▼
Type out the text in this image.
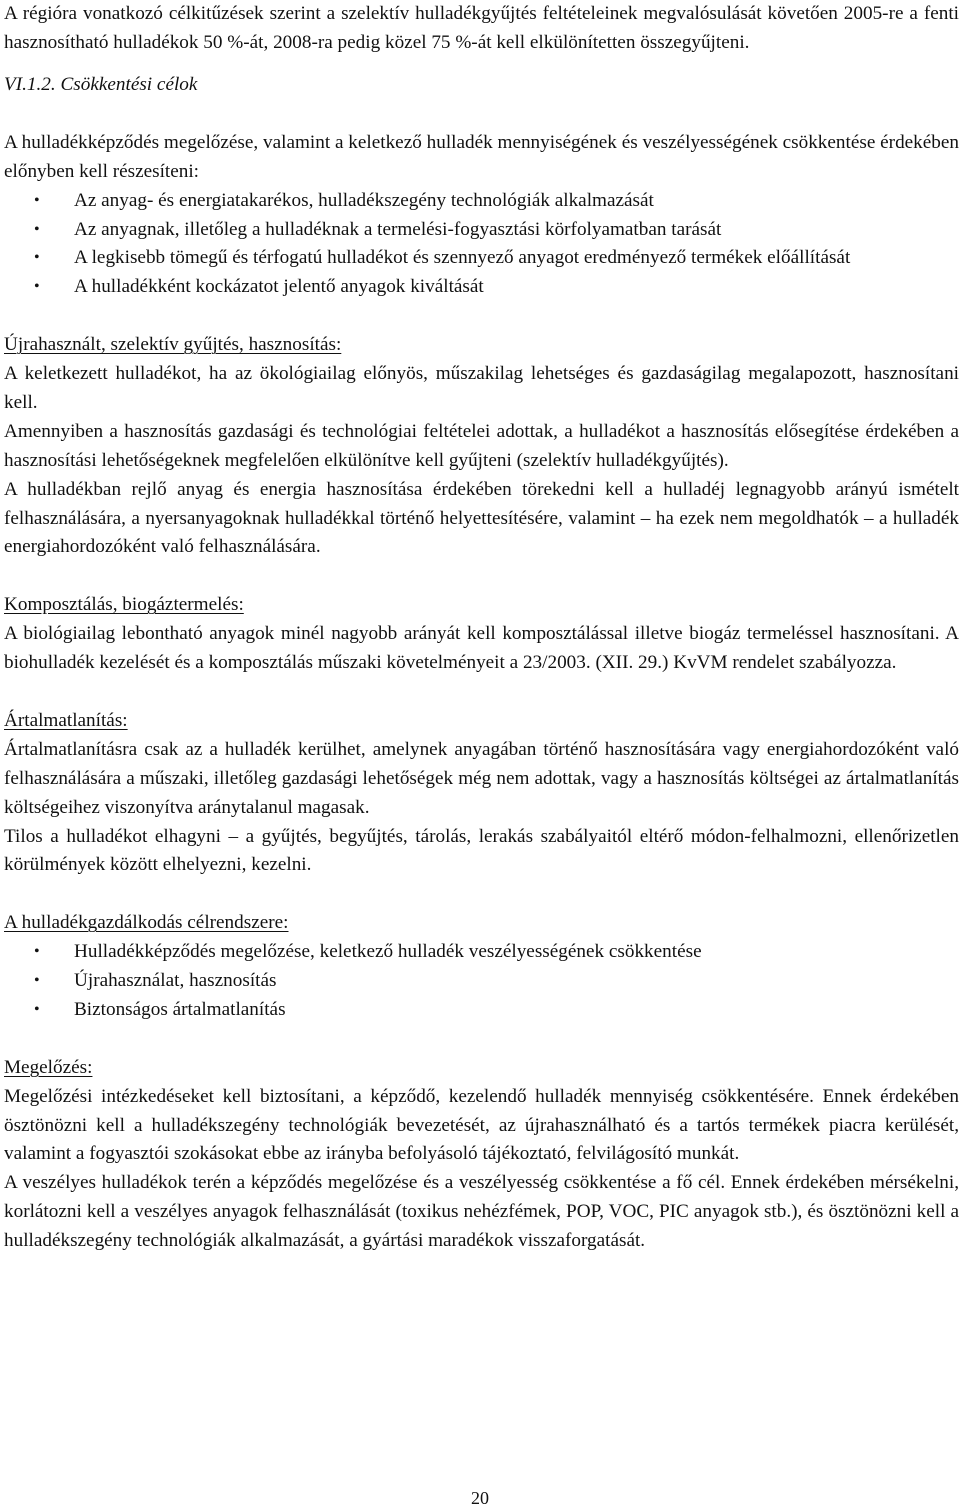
A régióra vonatkozó célkitűzések szerint a szelektív hulladékgyűjtés feltételeinek megvalósulását követően 2005-re a fenti hasznosítható hulladékok 50 %-át, 2008-ra pedig közel 75 %-át kell elkülönítetten összegyűjteni.

VI.1.2. Csökkentési célok

A hulladékképződés megelőzése, valamint a keletkező hulladék mennyiségének és veszélyességének csökkentése érdekében előnyben kell részesíteni:

• Az anyag- és energiatakarékos, hulladékszegény technológiák alkalmazását
• Az anyagnak, illetőleg a hulladéknak a termelési-fogyasztási körfolyamatban tarását
• A legkisebb tömegű és térfogatú hulladékot és szennyező anyagot eredményező termékek előállítását
• A hulladékként kockázatot jelentő anyagok kiváltását

Újrahasznált, szelektív gyűjtés, hasznosítás:

A keletkezett hulladékot, ha az ökológiailag előnyös, műszakilag lehetséges és gazdaságilag megalapozott, hasznosítani kell.

Amennyiben a hasznosítás gazdasági és technológiai feltételei adottak, a hulladékot a hasznosítás elősegítése érdekében a hasznosítási lehetőségeknek megfelelően elkülönítve kell gyűjteni (szelektív hulladékgyűjtés).

A hulladékban rejlő anyag és energia hasznosítása érdekében törekedni kell a hulladéj legnagyobb arányú ismételt felhasználására, a nyersanyagoknak hulladékkal történő helyettesítésére, valamint – ha ezek nem megoldhatók – a hulladék energiahordozóként való felhasználására.

Komposztálás, biogáztermelés:

A biológiailag lebontható anyagok minél nagyobb arányát kell komposztálással illetve biogáz termeléssel hasznosítani. A biohulladék kezelését és a komposztálás műszaki követelményeit a 23/2003. (XII. 29.) KvVM rendelet szabályozza.

Ártalmatlanítás:

Ártalmatlanításra csak az a hulladék kerülhet, amelynek anyagában történő hasznosítására vagy energiahordozóként való felhasználására a műszaki, illetőleg gazdasági lehetőségek még nem adottak, vagy a hasznosítás költségei az ártalmatlanítás költségeihez viszonyítva aránytalanul magasak.

Tilos a hulladékot elhagyni – a gyűjtés, begyűjtés, tárolás, lerakás szabályaitól eltérő módon-felhalmozni, ellenőrizetlen körülmények között elhelyezni, kezelni.

A hulladékgazdálkodás célrendszere:

• Hulladékképződés megelőzése, keletkező hulladék veszélyességének csökkentése
• Újrahasználat, hasznosítás
• Biztonságos ártalmatlanítás

Megelőzés:

Megelőzési intézkedéseket kell biztosítani, a képződő, kezelendő hulladék mennyiség csökkentésére. Ennek érdekében ösztönözni kell a hulladékszegény technológiák bevezetését, az újrahasználható és a tartós termékek piacra kerülését, valamint a fogyasztói szokásokat ebbe az irányba befolyásoló tájékoztató, felvilágosító munkát.

A veszélyes hulladékok terén a képződés megelőzése és a veszélyesség csökkentése a fő cél. Ennek érdekében mérsékelni, korlátozni kell a veszélyes anyagok felhasználását (toxikus nehézfémek, POP, VOC, PIC anyagok stb.), és ösztönözni kell a hulladékszegény technológiák alkalmazását, a gyártási maradékok visszaforgatását.

20
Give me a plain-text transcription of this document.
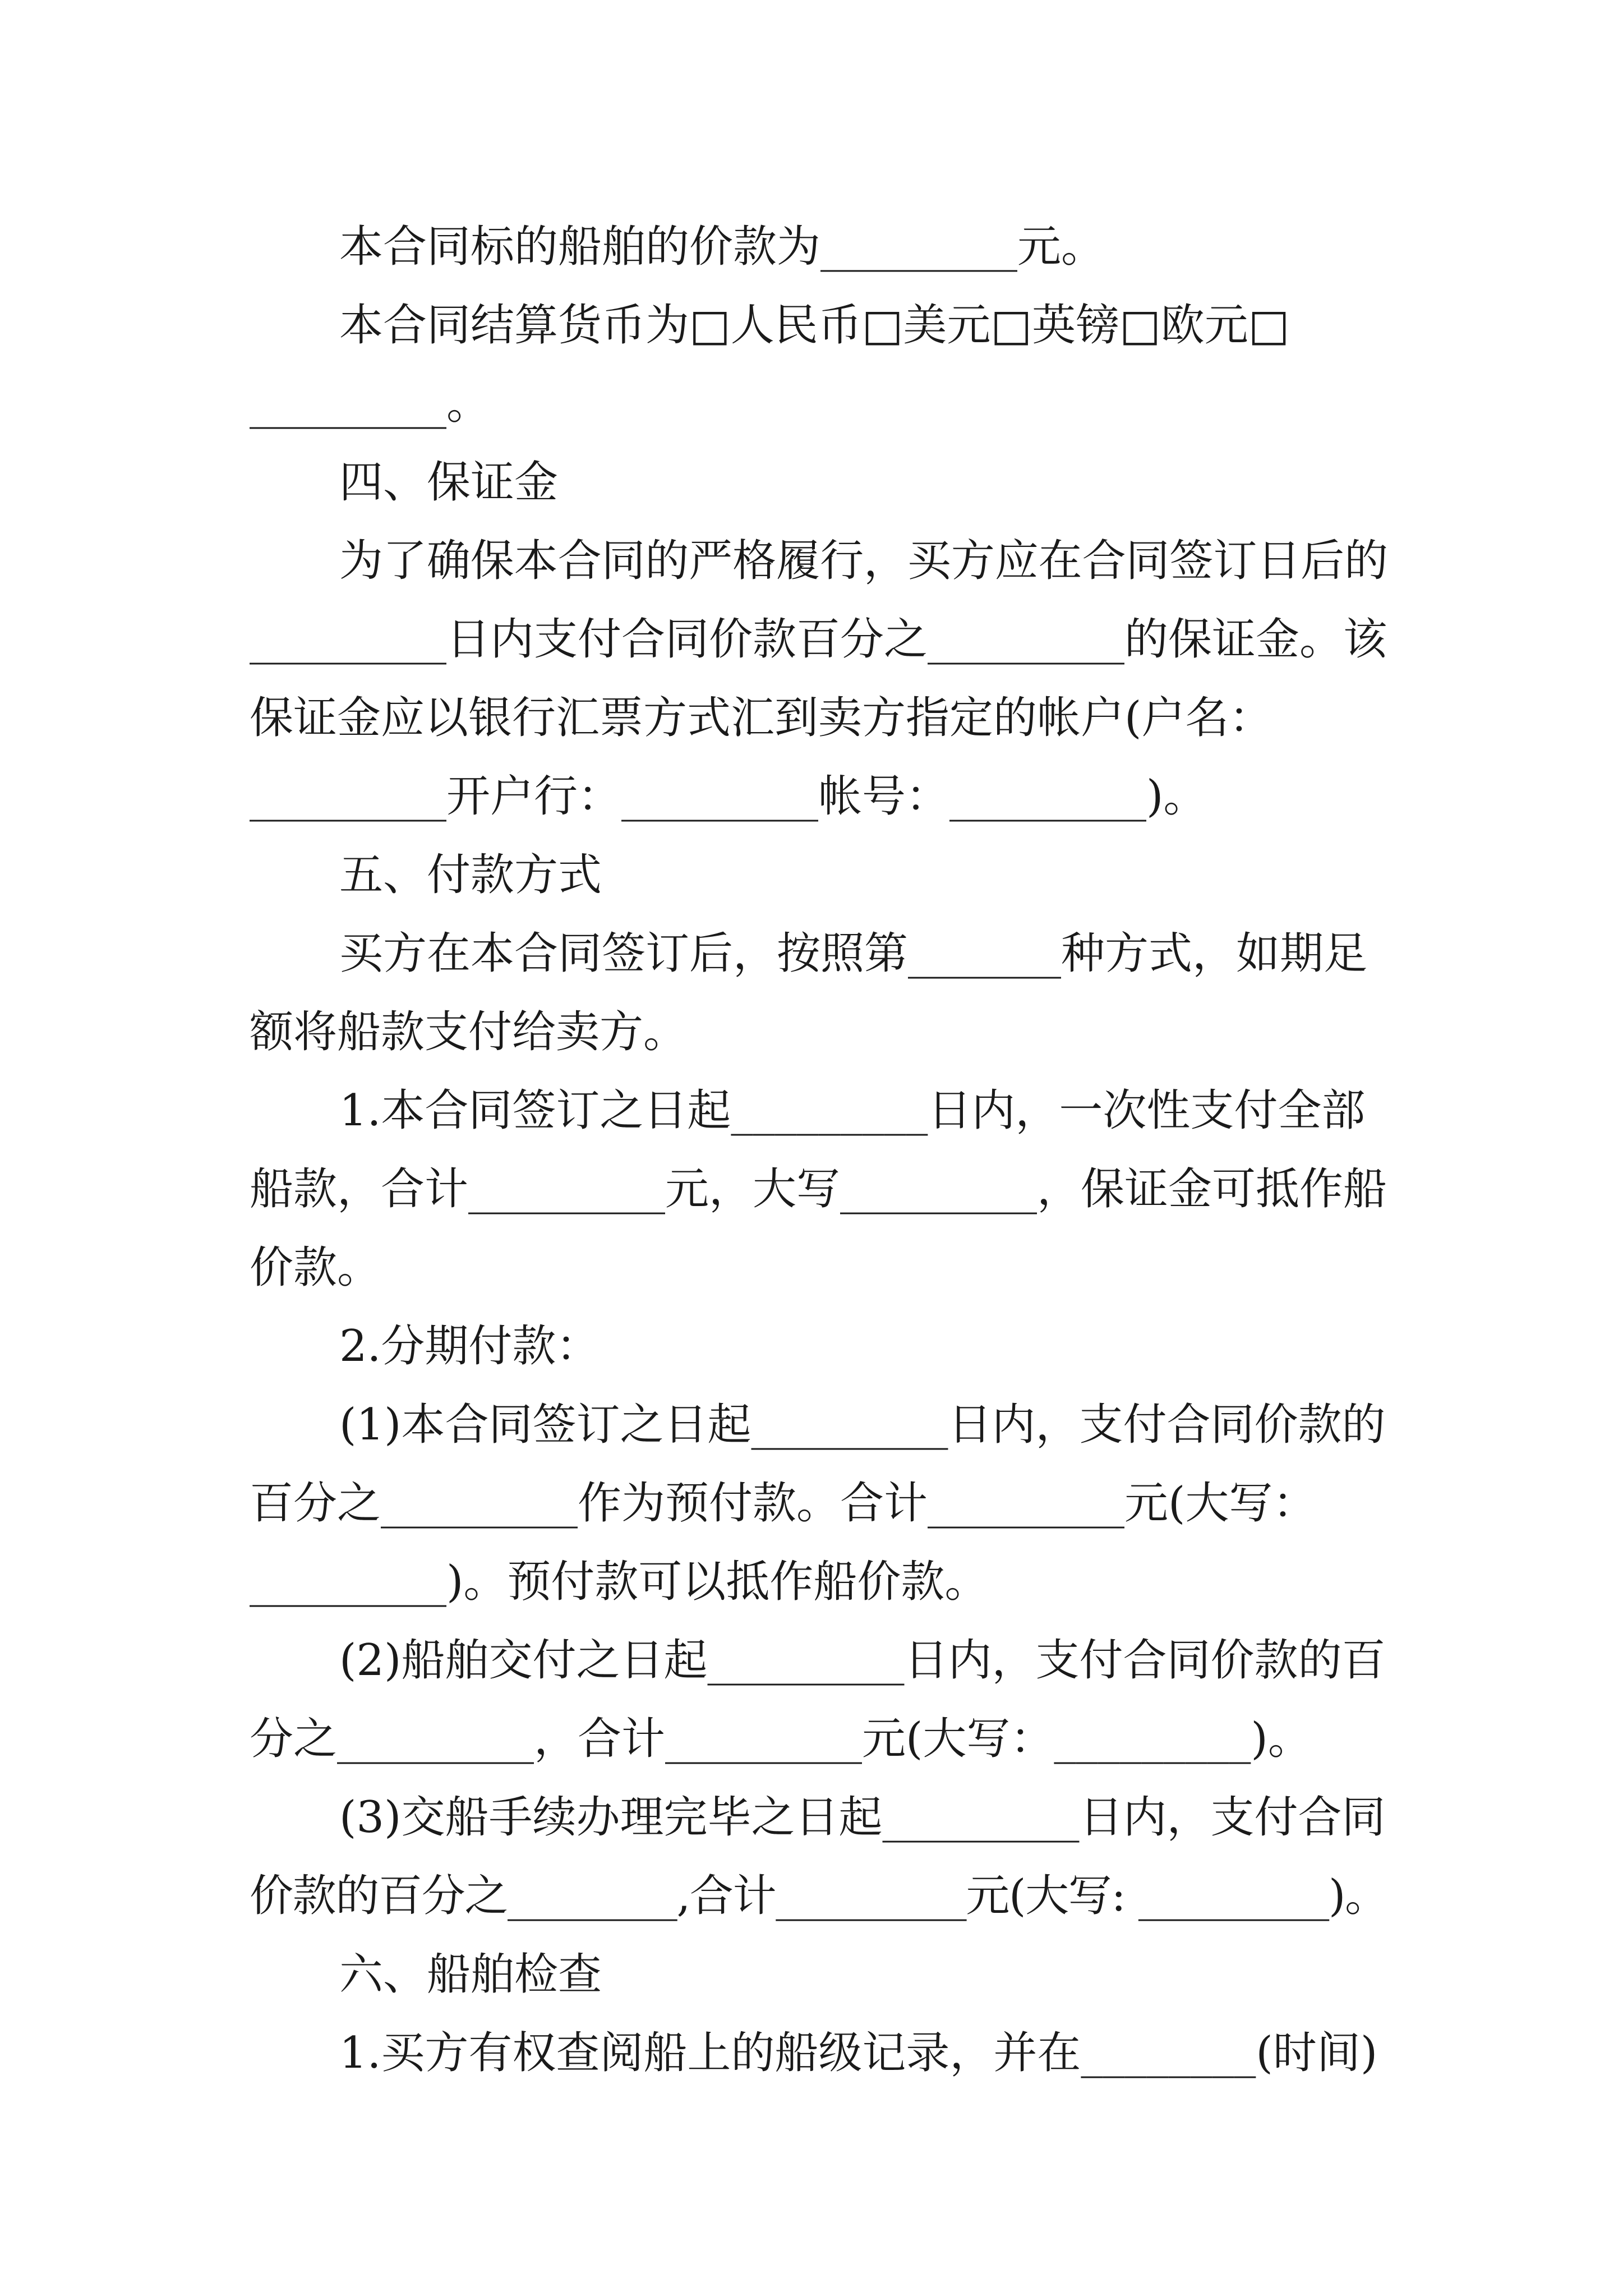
本合同标的船舶的价款为_________元。
本合同结算货币为□人民币□美元□英镑□欧元□
_________。
四、保证金
为了确保本合同的严格履行，买方应在合同签订日后的
_________日内支付合同价款百分之_________的保证金。该
保证金应以银行汇票方式汇到卖方指定的帐户(户名：
_________开户行：_________帐号：_________)。
五、付款方式
买方在本合同签订后，按照第_______种方式，如期足
额将船款支付给卖方。
1.本合同签订之日起_________日内，一次性支付全部
船款，合计_________元，大写_________，保证金可抵作船
价款。
2.分期付款：
(1)本合同签订之日起_________日内，支付合同价款的
百分之_________作为预付款。合计_________元(大写：
_________)。预付款可以抵作船价款。
(2)船舶交付之日起_________日内，支付合同价款的百
分之_________，合计_________元(大写：_________)。
(3)交船手续办理完毕之日起_________日内，支付合同
价款的百分之________,合计_________元(大写: _________)。
六、船舶检查
1.买方有权查阅船上的船级记录，并在________(时间)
▲
● What is required:
Copy the records exactly. Skip the pictures.

● The output:
Type out the text in this image.
A régióra vonatkozó célkitűzések szerint a szelektív hulladékgyűjtés feltételeinek megvalósulását követően 2005-re a fenti hasznosítható hulladékok 50 %-át, 2008-ra pedig közel 75 %-át kell elkülönítetten összegyűjteni.

VI.1.2. Csökkentési célok

A hulladékképződés megelőzése, valamint a keletkező hulladék mennyiségének és veszélyességének csökkentése érdekében előnyben kell részesíteni:

• Az anyag- és energiatakarékos, hulladékszegény technológiák alkalmazását
• Az anyagnak, illetőleg a hulladéknak a termelési-fogyasztási körfolyamatban tarását
• A legkisebb tömegű és térfogatú hulladékot és szennyező anyagot eredményező termékek előállítását
• A hulladékként kockázatot jelentő anyagok kiváltását

Újrahasznált, szelektív gyűjtés, hasznosítás:

A keletkezett hulladékot, ha az ökológiailag előnyös, műszakilag lehetséges és gazdaságilag megalapozott, hasznosítani kell.

Amennyiben a hasznosítás gazdasági és technológiai feltételei adottak, a hulladékot a hasznosítás elősegítése érdekében a hasznosítási lehetőségeknek megfelelően elkülönítve kell gyűjteni (szelektív hulladékgyűjtés).

A hulladékban rejlő anyag és energia hasznosítása érdekében törekedni kell a hulladéj legnagyobb arányú ismételt felhasználására, a nyersanyagoknak hulladékkal történő helyettesítésére, valamint – ha ezek nem megoldhatók – a hulladék energiahordozóként való felhasználására.

Komposztálás, biogáztermelés:

A biológiailag lebontható anyagok minél nagyobb arányát kell komposztálással illetve biogáz termeléssel hasznosítani. A biohulladék kezelését és a komposztálás műszaki követelményeit a 23/2003. (XII. 29.) KvVM rendelet szabályozza.

Ártalmatlanítás:

Ártalmatlanításra csak az a hulladék kerülhet, amelynek anyagában történő hasznosítására vagy energiahordozóként való felhasználására a műszaki, illetőleg gazdasági lehetőségek még nem adottak, vagy a hasznosítás költségei az ártalmatlanítás költségeihez viszonyítva aránytalanul magasak.

Tilos a hulladékot elhagyni – a gyűjtés, begyűjtés, tárolás, lerakás szabályaitól eltérő módon-felhalmozni, ellenőrizetlen körülmények között elhelyezni, kezelni.

A hulladékgazdálkodás célrendszere:

• Hulladékképződés megelőzése, keletkező hulladék veszélyességének csökkentése
• Újrahasználat, hasznosítás
• Biztonságos ártalmatlanítás

Megelőzés:

Megelőzési intézkedéseket kell biztosítani, a képződő, kezelendő hulladék mennyiség csökkentésére. Ennek érdekében ösztönözni kell a hulladékszegény technológiák bevezetését, az újrahasználható és a tartós termékek piacra kerülését, valamint a fogyasztói szokásokat ebbe az irányba befolyásoló tájékoztató, felvilágosító munkát.

A veszélyes hulladékok terén a képződés megelőzése és a veszélyesség csökkentése a fő cél. Ennek érdekében mérsékelni, korlátozni kell a veszélyes anyagok felhasználását (toxikus nehézfémek, POP, VOC, PIC anyagok stb.), és ösztönözni kell a hulladékszegény technológiák alkalmazását, a gyártási maradékok visszaforgatását.

20
Give me a plain-text transcription of this document.
本合同标的船舶的价款为_________元。
本合同结算货币为□人民币□美元□英镑□欧元□
_________。
四、保证金
为了确保本合同的严格履行，买方应在合同签订日后的
_________日内支付合同价款百分之_________的保证金。该
保证金应以银行汇票方式汇到卖方指定的帐户(户名：
_________开户行：_________帐号：_________)。
五、付款方式
买方在本合同签订后，按照第_______种方式，如期足
额将船款支付给卖方。
1.本合同签订之日起_________日内，一次性支付全部
船款，合计_________元，大写_________，保证金可抵作船
价款。
2.分期付款：
(1)本合同签订之日起_________日内，支付合同价款的
百分之_________作为预付款。合计_________元(大写：
_________)。预付款可以抵作船价款。
(2)船舶交付之日起_________日内，支付合同价款的百
分之_________，合计_________元(大写：_________)。
(3)交船手续办理完毕之日起_________日内，支付合同
价款的百分之________,合计_________元(大写: _________)。
六、船舶检查
1.买方有权查阅船上的船级记录，并在________(时间)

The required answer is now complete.